Tally the lines that include the word "solution" and reply with nothing but the total.

• • • • •

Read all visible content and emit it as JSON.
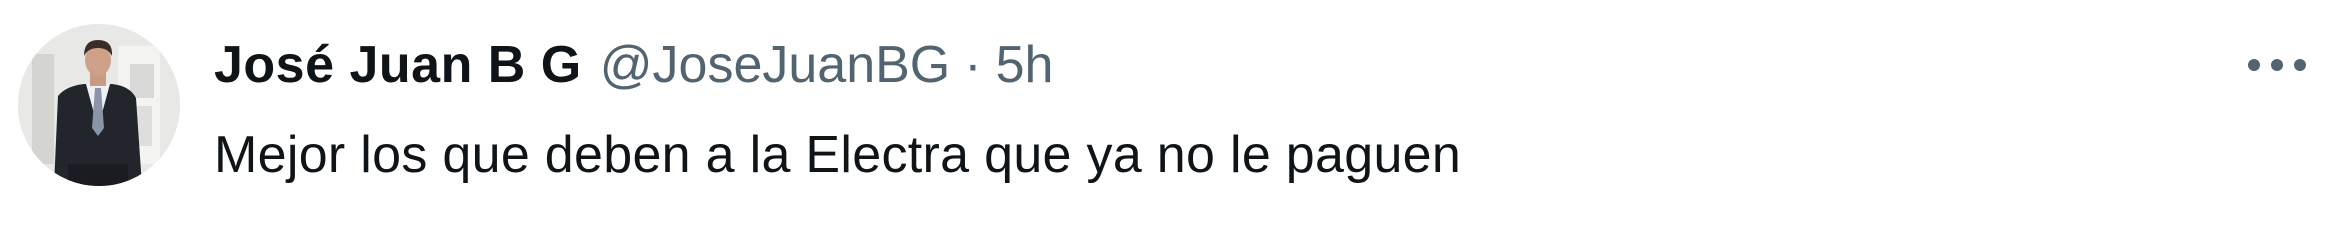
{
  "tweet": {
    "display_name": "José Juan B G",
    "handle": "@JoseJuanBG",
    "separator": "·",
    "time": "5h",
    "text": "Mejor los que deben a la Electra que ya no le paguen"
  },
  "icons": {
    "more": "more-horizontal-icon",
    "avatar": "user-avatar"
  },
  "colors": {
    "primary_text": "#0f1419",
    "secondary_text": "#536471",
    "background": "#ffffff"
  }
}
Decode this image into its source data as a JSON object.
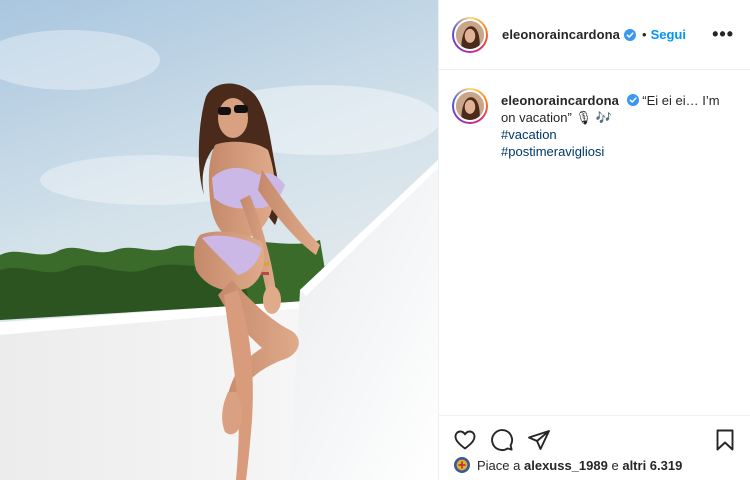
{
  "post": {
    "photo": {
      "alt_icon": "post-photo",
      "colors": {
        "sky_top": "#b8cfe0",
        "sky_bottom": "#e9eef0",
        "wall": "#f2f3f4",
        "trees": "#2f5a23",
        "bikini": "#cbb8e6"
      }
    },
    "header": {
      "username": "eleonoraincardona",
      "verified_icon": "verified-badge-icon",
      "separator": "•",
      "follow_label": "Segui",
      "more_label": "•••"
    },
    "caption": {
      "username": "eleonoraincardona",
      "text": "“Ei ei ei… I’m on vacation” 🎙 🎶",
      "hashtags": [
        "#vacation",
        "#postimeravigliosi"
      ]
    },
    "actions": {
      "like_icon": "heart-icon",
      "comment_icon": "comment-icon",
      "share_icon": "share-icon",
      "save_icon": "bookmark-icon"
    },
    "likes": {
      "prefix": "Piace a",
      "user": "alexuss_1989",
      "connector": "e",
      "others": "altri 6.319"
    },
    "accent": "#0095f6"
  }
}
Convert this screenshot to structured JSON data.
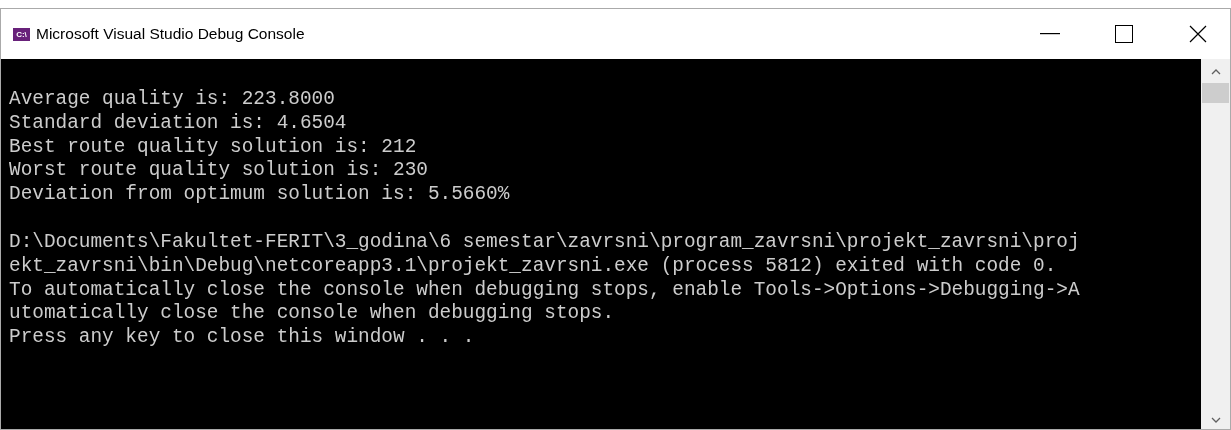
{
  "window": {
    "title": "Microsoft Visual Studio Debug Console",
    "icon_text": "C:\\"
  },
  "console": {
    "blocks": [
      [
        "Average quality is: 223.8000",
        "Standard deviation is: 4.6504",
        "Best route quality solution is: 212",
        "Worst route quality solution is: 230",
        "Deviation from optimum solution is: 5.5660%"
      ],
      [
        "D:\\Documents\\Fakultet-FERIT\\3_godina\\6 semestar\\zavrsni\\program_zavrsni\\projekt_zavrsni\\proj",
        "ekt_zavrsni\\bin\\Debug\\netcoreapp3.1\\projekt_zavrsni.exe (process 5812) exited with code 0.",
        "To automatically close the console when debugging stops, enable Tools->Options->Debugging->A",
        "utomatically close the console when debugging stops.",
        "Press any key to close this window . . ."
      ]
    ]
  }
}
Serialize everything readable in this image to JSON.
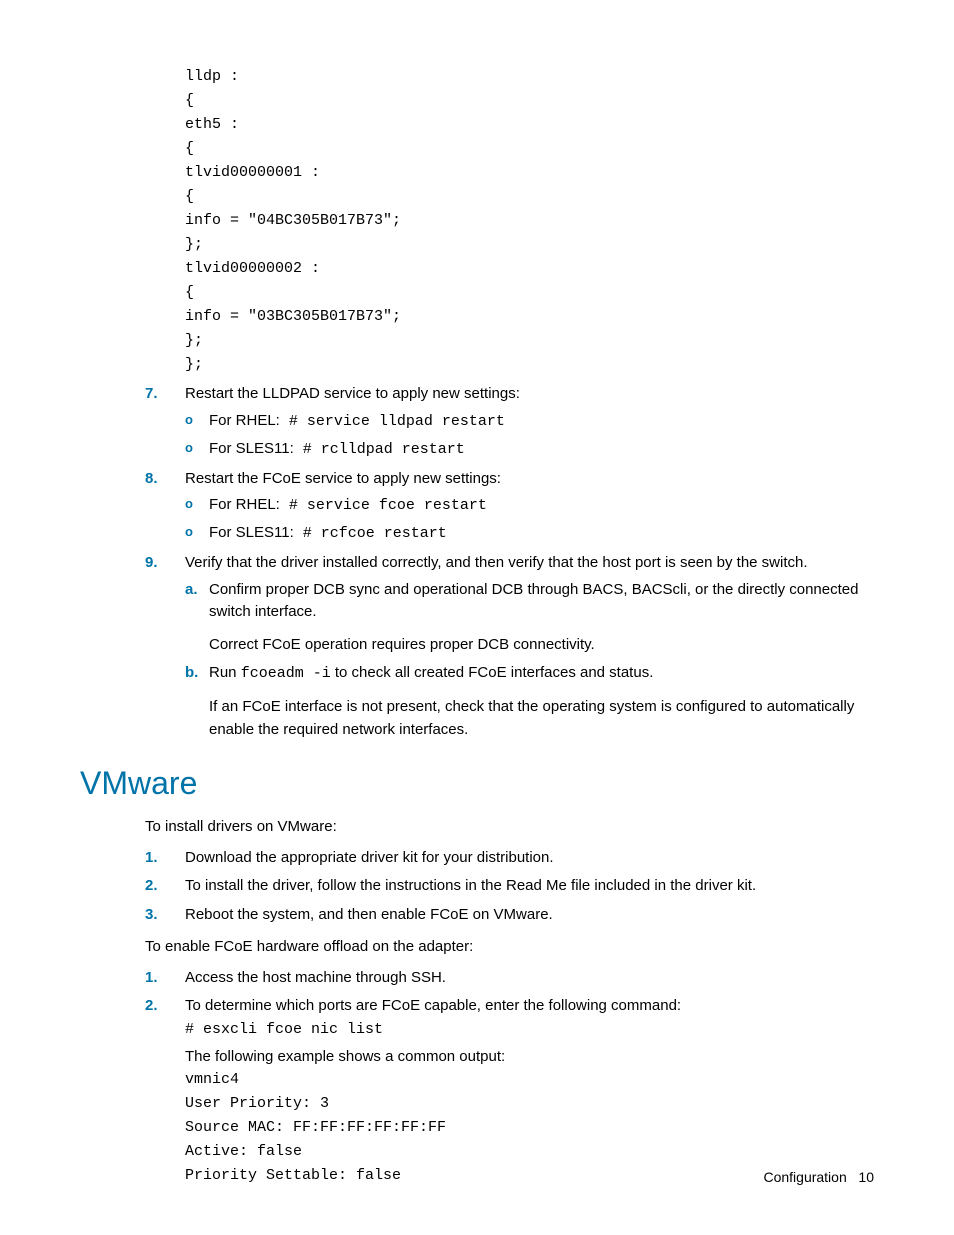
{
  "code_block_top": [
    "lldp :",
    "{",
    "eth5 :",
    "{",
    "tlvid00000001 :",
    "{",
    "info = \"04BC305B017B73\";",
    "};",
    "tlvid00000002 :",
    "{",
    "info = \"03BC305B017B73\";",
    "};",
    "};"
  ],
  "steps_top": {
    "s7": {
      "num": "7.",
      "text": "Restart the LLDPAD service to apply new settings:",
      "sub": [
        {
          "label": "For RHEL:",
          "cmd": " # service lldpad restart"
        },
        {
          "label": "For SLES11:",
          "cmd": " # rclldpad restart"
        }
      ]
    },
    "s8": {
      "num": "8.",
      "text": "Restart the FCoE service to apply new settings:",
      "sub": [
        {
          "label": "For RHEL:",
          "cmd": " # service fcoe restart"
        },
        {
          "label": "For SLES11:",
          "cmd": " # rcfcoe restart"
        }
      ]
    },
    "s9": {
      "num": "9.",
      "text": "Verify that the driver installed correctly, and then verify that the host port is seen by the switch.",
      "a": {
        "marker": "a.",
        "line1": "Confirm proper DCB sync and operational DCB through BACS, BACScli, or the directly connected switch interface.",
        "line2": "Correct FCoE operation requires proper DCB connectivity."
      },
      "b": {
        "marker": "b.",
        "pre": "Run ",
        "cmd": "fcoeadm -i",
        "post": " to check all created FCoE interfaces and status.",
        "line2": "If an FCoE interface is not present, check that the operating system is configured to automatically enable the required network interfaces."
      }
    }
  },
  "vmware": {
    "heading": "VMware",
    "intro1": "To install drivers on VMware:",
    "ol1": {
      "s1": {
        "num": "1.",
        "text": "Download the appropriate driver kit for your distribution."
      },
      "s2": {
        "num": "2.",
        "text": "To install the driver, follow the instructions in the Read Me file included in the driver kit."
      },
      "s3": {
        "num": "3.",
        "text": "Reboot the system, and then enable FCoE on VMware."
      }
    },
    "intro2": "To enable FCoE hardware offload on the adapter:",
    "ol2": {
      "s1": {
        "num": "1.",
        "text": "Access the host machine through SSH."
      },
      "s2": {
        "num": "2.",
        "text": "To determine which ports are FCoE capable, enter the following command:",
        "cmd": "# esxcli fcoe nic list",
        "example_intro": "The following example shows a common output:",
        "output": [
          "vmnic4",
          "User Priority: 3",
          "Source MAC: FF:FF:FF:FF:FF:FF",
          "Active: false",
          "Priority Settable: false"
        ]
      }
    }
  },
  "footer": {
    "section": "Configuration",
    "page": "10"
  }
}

• • • • •

Worked answer: 3